Task -
Filter the listing and keep only the lines with the word "triangle".
>> start Listing
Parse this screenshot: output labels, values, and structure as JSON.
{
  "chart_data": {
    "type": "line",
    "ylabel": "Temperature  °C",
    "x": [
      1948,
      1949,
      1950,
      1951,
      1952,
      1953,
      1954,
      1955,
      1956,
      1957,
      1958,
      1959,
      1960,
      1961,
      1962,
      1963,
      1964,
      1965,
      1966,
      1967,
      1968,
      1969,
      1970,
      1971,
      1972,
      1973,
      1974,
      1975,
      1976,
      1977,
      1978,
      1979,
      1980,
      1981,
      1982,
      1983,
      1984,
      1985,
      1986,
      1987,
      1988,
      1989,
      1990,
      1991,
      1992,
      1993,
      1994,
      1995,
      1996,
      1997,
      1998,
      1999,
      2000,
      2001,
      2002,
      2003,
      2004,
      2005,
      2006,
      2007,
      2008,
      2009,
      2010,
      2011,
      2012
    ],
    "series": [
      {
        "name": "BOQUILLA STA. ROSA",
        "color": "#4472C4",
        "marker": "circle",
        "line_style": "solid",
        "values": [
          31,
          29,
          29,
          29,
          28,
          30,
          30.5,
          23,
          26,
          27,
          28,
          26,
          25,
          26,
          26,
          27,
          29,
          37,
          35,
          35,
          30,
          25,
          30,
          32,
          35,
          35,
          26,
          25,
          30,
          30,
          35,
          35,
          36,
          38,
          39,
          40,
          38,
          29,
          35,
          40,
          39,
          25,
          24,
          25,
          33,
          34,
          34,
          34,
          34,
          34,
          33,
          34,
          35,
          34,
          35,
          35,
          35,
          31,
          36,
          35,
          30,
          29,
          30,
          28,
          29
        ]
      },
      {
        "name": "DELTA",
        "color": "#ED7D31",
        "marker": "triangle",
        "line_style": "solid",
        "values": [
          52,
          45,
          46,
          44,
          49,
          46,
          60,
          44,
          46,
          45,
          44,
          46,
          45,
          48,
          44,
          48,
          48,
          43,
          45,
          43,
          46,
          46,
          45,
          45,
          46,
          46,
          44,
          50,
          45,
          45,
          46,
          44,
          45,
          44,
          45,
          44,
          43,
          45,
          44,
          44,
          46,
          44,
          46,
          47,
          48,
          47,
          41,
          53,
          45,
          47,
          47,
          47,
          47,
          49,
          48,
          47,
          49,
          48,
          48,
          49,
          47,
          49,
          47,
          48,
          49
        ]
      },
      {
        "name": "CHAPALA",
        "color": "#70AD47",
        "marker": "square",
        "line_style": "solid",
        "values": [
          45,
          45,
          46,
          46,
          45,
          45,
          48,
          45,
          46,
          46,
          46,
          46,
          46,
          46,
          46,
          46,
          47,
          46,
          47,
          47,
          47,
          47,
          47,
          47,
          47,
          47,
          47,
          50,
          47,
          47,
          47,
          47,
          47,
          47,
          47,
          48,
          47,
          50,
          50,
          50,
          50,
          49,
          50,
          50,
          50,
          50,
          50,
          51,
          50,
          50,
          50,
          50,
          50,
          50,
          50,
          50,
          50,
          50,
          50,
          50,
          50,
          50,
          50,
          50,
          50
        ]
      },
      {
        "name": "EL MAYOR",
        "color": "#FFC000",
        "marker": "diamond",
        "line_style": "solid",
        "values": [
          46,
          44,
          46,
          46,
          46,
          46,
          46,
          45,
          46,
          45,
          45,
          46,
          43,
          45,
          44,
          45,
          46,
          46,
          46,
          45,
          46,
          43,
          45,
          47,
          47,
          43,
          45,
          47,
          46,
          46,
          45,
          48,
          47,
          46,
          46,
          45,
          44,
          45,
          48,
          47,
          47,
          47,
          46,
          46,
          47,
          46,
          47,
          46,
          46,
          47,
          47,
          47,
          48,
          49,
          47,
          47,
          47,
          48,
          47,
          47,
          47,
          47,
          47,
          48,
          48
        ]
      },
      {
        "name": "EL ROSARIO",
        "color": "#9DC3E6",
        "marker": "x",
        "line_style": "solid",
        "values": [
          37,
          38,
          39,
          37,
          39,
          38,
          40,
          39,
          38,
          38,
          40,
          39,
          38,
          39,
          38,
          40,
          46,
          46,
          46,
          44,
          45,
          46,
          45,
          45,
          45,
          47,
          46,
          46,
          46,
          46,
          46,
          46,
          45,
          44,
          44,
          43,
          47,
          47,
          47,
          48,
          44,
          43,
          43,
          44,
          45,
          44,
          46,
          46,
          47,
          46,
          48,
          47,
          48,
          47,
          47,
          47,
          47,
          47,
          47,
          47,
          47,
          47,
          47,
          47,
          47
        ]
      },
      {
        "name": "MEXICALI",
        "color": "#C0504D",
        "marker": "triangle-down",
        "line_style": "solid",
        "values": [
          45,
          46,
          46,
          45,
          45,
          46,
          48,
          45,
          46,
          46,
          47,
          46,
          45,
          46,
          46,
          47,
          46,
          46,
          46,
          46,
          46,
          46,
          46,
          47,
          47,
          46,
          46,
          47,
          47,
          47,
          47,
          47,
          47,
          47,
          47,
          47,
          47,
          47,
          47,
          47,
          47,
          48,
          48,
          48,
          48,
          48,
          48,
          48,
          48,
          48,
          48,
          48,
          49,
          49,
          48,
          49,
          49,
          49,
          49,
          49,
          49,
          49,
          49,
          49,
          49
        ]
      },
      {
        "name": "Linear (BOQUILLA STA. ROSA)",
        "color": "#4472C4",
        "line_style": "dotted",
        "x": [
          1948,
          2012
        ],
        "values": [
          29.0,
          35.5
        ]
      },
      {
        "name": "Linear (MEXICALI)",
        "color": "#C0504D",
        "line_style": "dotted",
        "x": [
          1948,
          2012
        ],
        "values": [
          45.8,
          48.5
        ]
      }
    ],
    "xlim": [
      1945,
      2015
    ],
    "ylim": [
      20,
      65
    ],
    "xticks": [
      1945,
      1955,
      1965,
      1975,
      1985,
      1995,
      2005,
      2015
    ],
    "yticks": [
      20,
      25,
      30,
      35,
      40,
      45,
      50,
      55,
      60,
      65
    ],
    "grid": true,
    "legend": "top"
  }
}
>> end Listing
Response -
        "marker": "triangle",
        "marker": "triangle-down",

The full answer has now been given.